[Entries from a dataset]
■ ■ ■

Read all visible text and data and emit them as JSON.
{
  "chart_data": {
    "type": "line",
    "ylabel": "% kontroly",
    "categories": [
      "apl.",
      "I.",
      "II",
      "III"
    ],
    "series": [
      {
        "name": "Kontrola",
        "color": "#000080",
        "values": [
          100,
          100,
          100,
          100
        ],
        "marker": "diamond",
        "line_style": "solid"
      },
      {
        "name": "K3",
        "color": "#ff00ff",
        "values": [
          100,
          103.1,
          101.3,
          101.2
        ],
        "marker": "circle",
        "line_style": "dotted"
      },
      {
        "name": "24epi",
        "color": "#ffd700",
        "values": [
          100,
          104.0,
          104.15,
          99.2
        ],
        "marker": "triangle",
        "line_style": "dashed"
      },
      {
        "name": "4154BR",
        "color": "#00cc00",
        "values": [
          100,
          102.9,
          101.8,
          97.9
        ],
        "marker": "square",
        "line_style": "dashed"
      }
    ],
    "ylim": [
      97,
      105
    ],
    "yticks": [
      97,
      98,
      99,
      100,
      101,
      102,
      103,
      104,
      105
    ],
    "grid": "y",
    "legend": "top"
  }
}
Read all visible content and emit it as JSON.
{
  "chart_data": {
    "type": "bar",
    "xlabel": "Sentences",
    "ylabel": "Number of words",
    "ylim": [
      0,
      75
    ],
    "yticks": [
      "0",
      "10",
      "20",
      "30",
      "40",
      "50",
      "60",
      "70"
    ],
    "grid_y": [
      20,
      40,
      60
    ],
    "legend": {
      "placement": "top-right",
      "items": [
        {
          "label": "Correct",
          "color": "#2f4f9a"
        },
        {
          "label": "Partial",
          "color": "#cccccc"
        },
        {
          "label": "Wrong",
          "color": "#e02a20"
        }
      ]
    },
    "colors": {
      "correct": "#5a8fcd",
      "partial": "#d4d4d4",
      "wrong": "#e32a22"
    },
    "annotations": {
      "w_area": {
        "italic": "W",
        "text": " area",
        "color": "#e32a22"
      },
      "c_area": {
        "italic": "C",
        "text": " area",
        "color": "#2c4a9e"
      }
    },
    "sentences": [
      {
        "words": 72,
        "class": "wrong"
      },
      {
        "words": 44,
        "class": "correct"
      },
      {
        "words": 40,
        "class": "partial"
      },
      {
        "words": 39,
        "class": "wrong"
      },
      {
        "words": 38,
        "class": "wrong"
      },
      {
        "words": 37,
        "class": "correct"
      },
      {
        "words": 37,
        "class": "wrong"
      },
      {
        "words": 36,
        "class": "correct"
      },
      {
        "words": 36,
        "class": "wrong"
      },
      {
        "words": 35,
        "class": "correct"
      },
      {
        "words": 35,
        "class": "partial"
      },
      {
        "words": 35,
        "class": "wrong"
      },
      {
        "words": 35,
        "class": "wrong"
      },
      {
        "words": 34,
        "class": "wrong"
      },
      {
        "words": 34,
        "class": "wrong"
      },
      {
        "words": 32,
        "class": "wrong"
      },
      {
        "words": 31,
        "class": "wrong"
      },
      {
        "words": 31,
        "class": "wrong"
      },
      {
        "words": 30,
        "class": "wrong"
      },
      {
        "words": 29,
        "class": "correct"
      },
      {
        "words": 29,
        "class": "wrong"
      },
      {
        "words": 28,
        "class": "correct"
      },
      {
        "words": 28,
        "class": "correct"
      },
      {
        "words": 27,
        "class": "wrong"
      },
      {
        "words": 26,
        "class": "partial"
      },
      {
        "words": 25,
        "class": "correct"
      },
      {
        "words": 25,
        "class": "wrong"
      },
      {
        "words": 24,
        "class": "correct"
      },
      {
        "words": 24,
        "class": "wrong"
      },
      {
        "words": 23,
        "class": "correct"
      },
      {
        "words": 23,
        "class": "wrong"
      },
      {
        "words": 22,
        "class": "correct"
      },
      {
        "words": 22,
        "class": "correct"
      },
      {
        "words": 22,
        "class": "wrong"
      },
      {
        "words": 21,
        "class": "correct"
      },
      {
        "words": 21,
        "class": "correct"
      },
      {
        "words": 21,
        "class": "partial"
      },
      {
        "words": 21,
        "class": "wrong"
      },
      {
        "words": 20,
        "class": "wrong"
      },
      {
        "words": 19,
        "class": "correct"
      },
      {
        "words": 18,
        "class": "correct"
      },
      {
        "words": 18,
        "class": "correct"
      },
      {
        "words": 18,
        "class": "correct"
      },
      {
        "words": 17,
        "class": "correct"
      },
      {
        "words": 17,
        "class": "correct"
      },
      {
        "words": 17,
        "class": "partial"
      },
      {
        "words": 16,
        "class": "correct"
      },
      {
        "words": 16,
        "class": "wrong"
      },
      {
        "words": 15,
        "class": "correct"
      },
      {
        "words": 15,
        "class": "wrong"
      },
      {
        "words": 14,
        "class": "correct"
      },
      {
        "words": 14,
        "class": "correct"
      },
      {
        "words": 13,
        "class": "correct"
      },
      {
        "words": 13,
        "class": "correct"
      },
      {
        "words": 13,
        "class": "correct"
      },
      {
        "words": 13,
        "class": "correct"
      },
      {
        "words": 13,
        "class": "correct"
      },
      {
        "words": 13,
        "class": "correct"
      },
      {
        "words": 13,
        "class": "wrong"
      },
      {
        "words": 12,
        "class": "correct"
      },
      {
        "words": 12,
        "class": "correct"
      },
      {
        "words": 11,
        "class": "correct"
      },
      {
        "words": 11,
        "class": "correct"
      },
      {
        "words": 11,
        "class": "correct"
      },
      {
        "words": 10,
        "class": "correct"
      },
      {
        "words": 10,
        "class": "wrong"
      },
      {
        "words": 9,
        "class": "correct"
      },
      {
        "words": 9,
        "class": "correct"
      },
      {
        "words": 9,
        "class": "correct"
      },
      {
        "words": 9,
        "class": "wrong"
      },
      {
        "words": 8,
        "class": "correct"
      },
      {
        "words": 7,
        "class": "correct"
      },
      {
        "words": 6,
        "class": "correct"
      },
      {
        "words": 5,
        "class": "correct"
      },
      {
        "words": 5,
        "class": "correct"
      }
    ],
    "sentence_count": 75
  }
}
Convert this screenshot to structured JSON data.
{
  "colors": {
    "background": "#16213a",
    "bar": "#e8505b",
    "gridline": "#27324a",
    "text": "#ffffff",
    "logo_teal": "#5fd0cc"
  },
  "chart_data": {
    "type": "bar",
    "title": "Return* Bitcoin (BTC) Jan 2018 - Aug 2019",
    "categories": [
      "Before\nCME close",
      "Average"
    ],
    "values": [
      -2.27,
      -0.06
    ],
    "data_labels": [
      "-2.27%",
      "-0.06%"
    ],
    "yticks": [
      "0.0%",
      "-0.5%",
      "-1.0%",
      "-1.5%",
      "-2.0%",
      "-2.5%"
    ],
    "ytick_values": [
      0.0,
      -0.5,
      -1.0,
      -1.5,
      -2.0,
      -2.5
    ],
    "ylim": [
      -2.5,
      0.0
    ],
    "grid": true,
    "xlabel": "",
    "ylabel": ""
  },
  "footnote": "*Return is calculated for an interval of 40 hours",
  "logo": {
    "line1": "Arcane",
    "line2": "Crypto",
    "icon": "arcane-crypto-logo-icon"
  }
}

■ ■ ■

- EXERCISE DETAILS -
Gather each line from the listing above that holds "text".

- RESULT BELOW -
Read all visible text and data and emit them as JSON.
        "text": " area",
        "text": " area",
    "text": "#ffffff",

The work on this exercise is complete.